(Extracted data entries)
— Begin —

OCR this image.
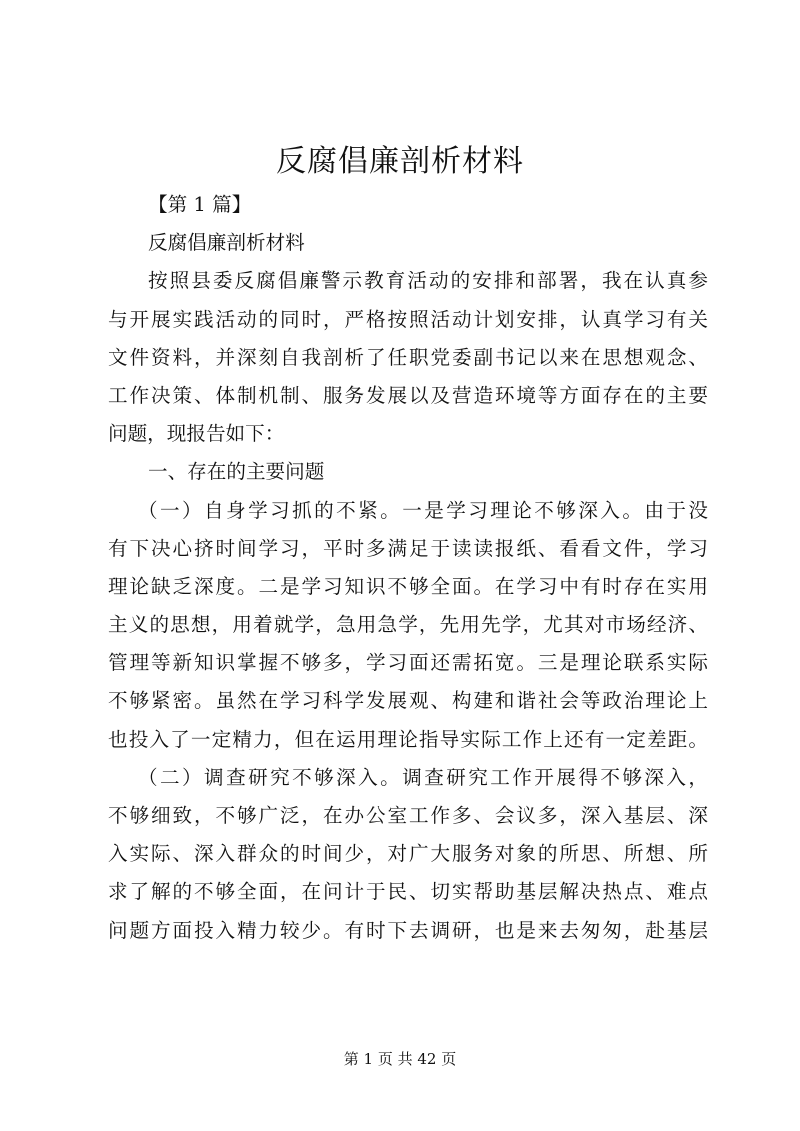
反腐倡廉剖析材料
【第 1 篇】
反腐倡廉剖析材料
按照县委反腐倡廉警示教育活动的安排和部署，我在认真参
与开展实践活动的同时，严格按照活动计划安排，认真学习有关
文件资料，并深刻自我剖析了任职党委副书记以来在思想观念、
工作决策、体制机制、服务发展以及营造环境等方面存在的主要
问题，现报告如下：
一、存在的主要问题
（一）自身学习抓的不紧。一是学习理论不够深入。由于没
有下决心挤时间学习，平时多满足于读读报纸、看看文件，学习
理论缺乏深度。二是学习知识不够全面。在学习中有时存在实用
主义的思想，用着就学，急用急学，先用先学，尤其对市场经济、
管理等新知识掌握不够多，学习面还需拓宽。三是理论联系实际
不够紧密。虽然在学习科学发展观、构建和谐社会等政治理论上
也投入了一定精力，但在运用理论指导实际工作上还有一定差距。
（二）调查研究不够深入。调查研究工作开展得不够深入，
不够细致，不够广泛，在办公室工作多、会议多，深入基层、深
入实际、深入群众的时间少，对广大服务对象的所思、所想、所
求了解的不够全面，在问计于民、切实帮助基层解决热点、难点
问题方面投入精力较少。有时下去调研，也是来去匆匆，赴基层
第 1 页 共 42 页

— End —

What needs to be done
Your task is to repeat the material above exactly, without its pictures.

Task output
OCR this image.
反腐倡廉剖析材料
【第 1 篇】
反腐倡廉剖析材料
按照县委反腐倡廉警示教育活动的安排和部署，我在认真参
与开展实践活动的同时，严格按照活动计划安排，认真学习有关
文件资料，并深刻自我剖析了任职党委副书记以来在思想观念、
工作决策、体制机制、服务发展以及营造环境等方面存在的主要
问题，现报告如下：
一、存在的主要问题
（一）自身学习抓的不紧。一是学习理论不够深入。由于没
有下决心挤时间学习，平时多满足于读读报纸、看看文件，学习
理论缺乏深度。二是学习知识不够全面。在学习中有时存在实用
主义的思想，用着就学，急用急学，先用先学，尤其对市场经济、
管理等新知识掌握不够多，学习面还需拓宽。三是理论联系实际
不够紧密。虽然在学习科学发展观、构建和谐社会等政治理论上
也投入了一定精力，但在运用理论指导实际工作上还有一定差距。
（二）调查研究不够深入。调查研究工作开展得不够深入，
不够细致，不够广泛，在办公室工作多、会议多，深入基层、深
入实际、深入群众的时间少，对广大服务对象的所思、所想、所
求了解的不够全面，在问计于民、切实帮助基层解决热点、难点
问题方面投入精力较少。有时下去调研，也是来去匆匆，赴基层
第 1 页 共 42 页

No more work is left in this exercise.